_Problem description_
Return the number of lines in which the word "period" appears; add nothing else.

_Working data_
"""

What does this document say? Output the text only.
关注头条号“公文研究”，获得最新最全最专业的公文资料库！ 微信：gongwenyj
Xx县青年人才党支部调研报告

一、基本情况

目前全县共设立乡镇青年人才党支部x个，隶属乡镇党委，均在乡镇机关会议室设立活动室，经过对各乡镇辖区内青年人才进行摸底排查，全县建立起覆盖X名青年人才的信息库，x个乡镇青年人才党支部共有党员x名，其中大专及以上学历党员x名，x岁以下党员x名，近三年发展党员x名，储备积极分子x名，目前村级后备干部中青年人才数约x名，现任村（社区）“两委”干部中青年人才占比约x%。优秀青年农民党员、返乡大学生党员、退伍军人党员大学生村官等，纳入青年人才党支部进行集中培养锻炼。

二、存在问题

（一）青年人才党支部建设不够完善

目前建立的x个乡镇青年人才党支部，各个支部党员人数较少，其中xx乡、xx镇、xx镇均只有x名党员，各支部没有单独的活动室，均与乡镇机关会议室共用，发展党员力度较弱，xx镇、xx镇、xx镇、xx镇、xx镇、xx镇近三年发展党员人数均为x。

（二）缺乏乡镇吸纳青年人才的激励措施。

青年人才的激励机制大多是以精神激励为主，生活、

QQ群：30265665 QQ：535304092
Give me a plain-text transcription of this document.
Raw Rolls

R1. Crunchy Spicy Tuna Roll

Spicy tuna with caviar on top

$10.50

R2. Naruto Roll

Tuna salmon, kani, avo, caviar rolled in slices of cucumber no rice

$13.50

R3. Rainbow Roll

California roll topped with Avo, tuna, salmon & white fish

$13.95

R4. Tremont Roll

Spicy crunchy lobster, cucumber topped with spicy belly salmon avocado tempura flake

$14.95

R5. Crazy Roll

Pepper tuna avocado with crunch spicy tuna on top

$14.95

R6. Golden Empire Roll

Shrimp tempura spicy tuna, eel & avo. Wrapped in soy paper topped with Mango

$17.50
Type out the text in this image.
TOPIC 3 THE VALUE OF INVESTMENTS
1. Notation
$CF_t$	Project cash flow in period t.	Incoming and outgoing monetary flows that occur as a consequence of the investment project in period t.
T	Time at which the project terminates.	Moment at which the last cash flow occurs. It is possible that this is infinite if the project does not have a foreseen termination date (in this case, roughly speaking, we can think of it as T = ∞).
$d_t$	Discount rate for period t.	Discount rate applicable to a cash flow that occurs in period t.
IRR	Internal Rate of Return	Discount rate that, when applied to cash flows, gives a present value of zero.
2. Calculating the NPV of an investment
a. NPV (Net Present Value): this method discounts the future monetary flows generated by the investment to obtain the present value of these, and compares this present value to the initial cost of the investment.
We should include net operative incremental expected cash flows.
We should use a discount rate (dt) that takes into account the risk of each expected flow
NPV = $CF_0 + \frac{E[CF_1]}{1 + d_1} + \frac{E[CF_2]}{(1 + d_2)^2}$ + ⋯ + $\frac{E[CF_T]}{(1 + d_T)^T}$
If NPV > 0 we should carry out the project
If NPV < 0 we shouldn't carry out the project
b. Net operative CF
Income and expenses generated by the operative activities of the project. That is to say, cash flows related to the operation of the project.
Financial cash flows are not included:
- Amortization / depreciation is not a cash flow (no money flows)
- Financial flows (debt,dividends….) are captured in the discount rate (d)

"""
"""

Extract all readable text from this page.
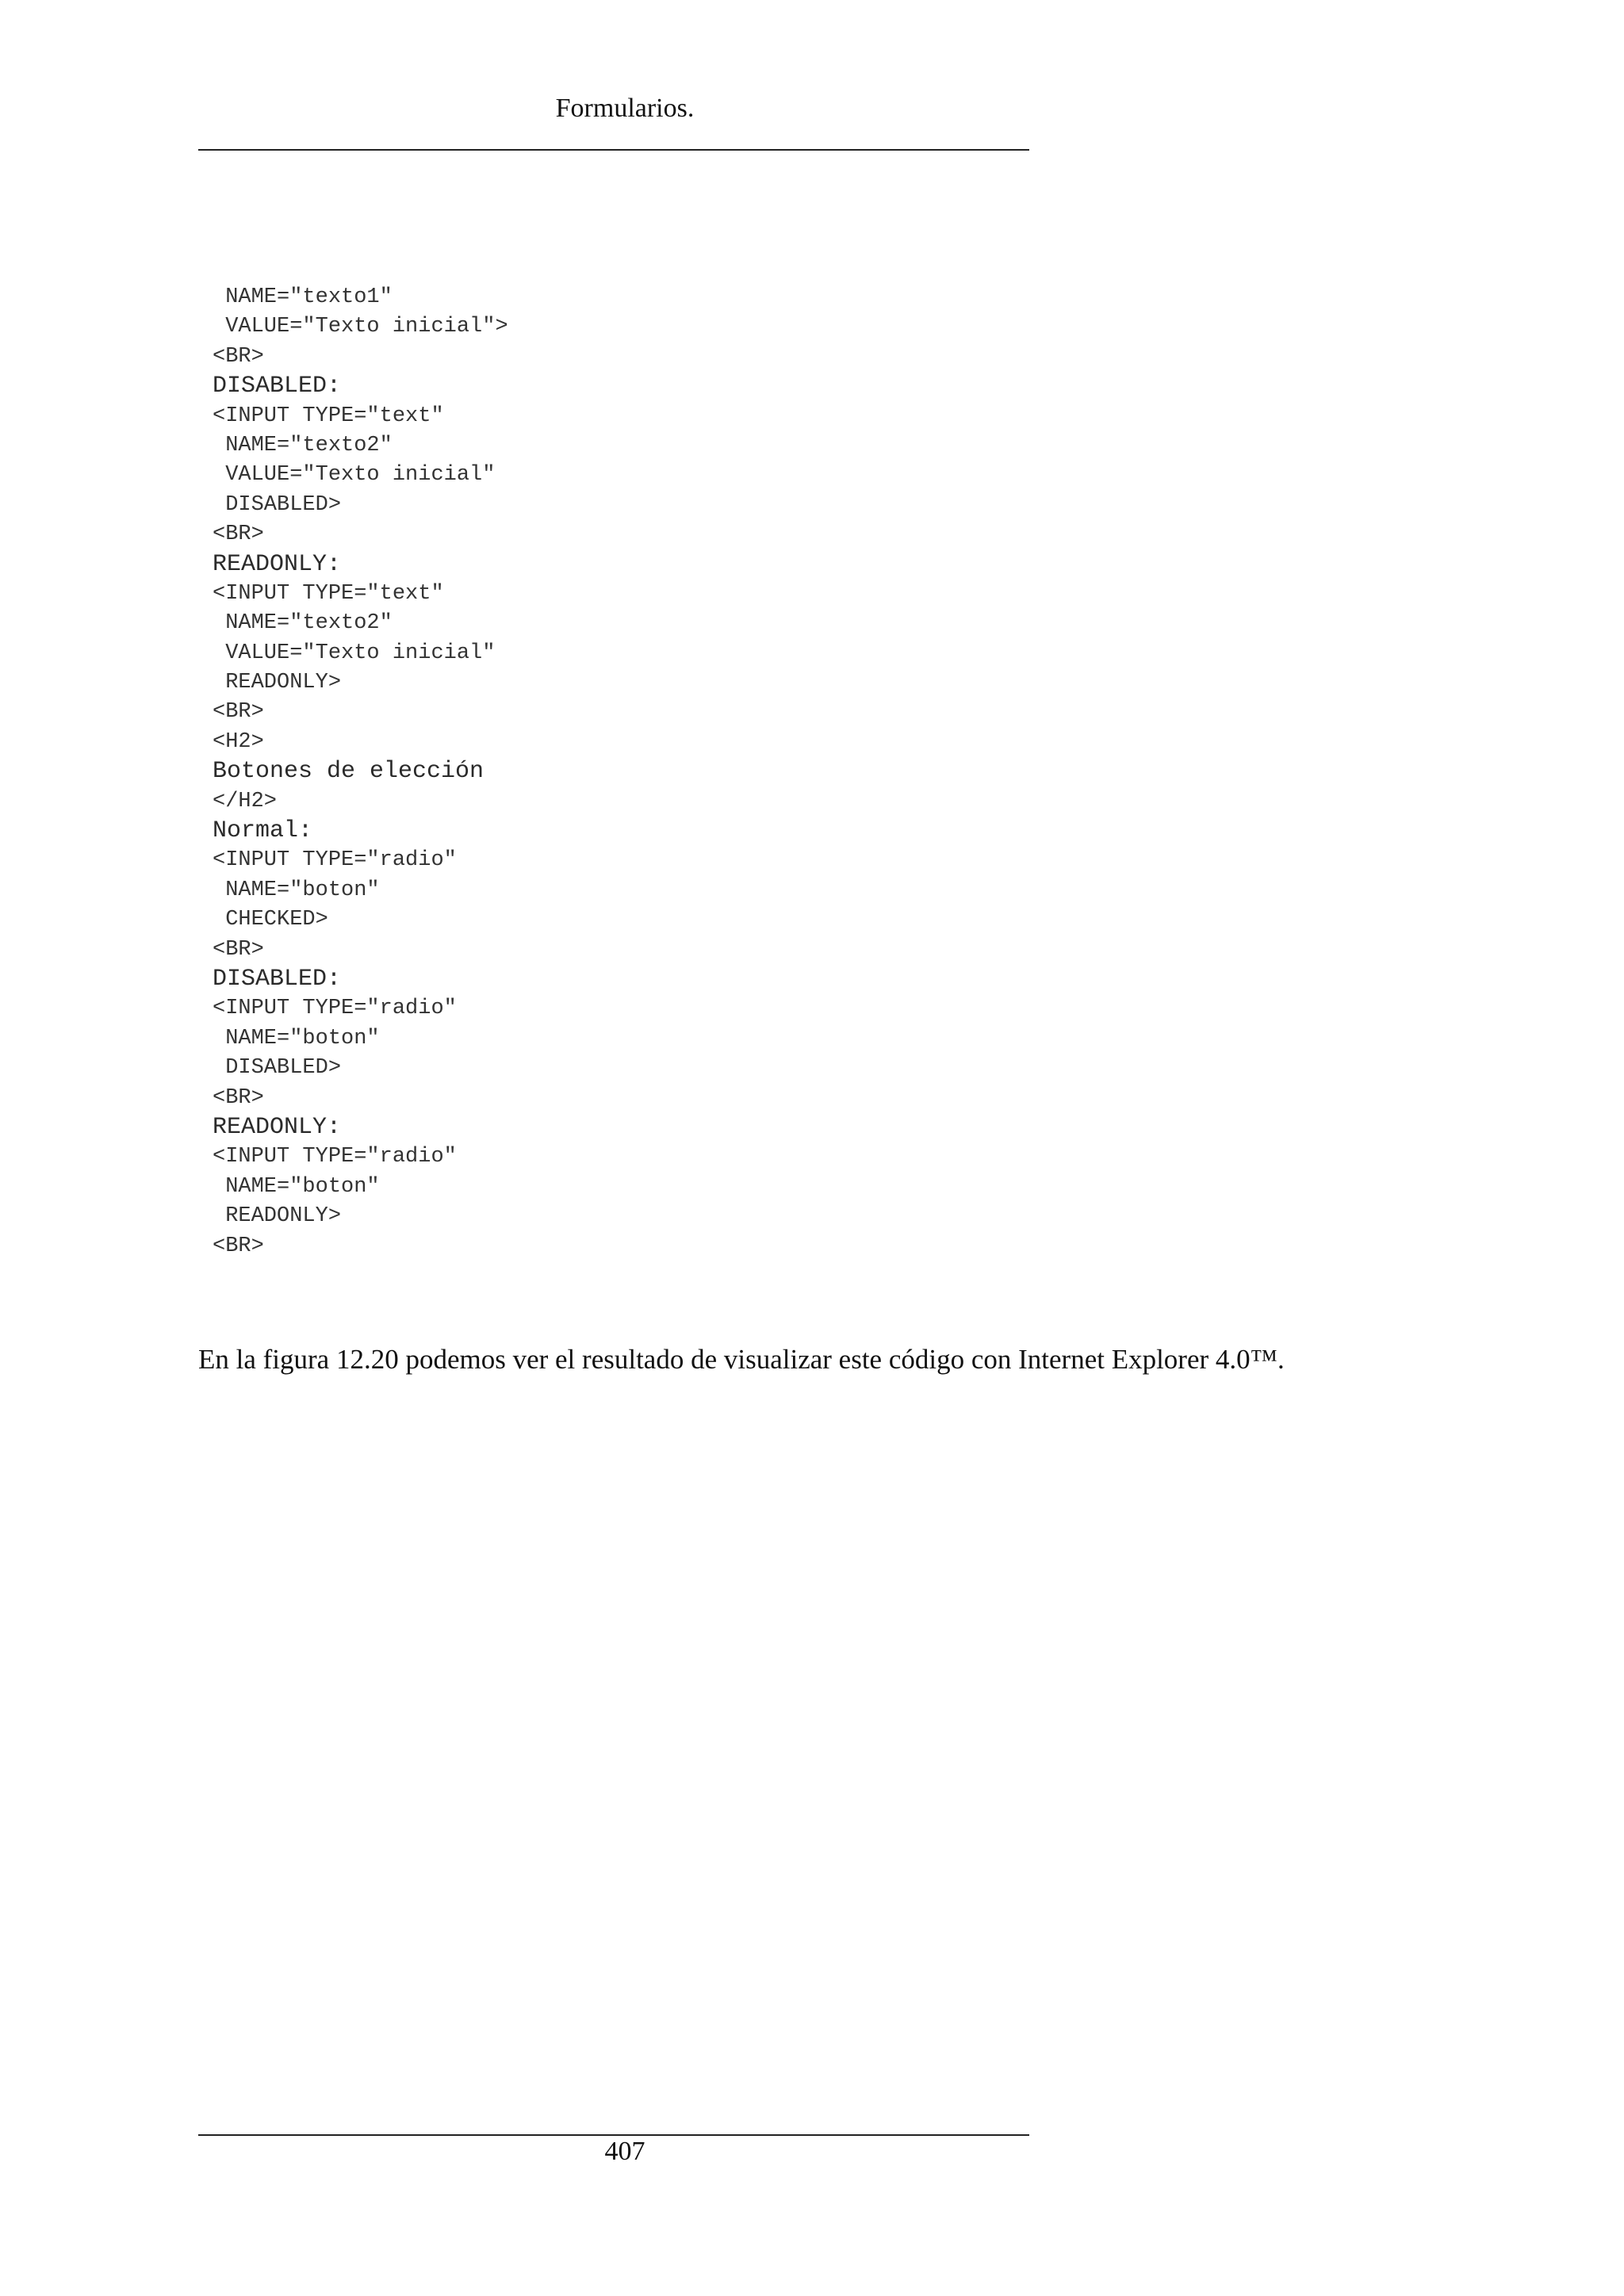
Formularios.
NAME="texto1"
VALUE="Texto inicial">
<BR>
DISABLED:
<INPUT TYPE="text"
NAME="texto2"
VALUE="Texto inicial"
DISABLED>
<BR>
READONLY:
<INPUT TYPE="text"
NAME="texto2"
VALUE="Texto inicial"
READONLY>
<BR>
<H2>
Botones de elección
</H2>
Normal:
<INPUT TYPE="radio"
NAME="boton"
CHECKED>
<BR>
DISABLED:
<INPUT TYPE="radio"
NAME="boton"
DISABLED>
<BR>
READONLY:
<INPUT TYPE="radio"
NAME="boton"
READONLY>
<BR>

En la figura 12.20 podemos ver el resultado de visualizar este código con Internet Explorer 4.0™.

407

"""

_Reply_
2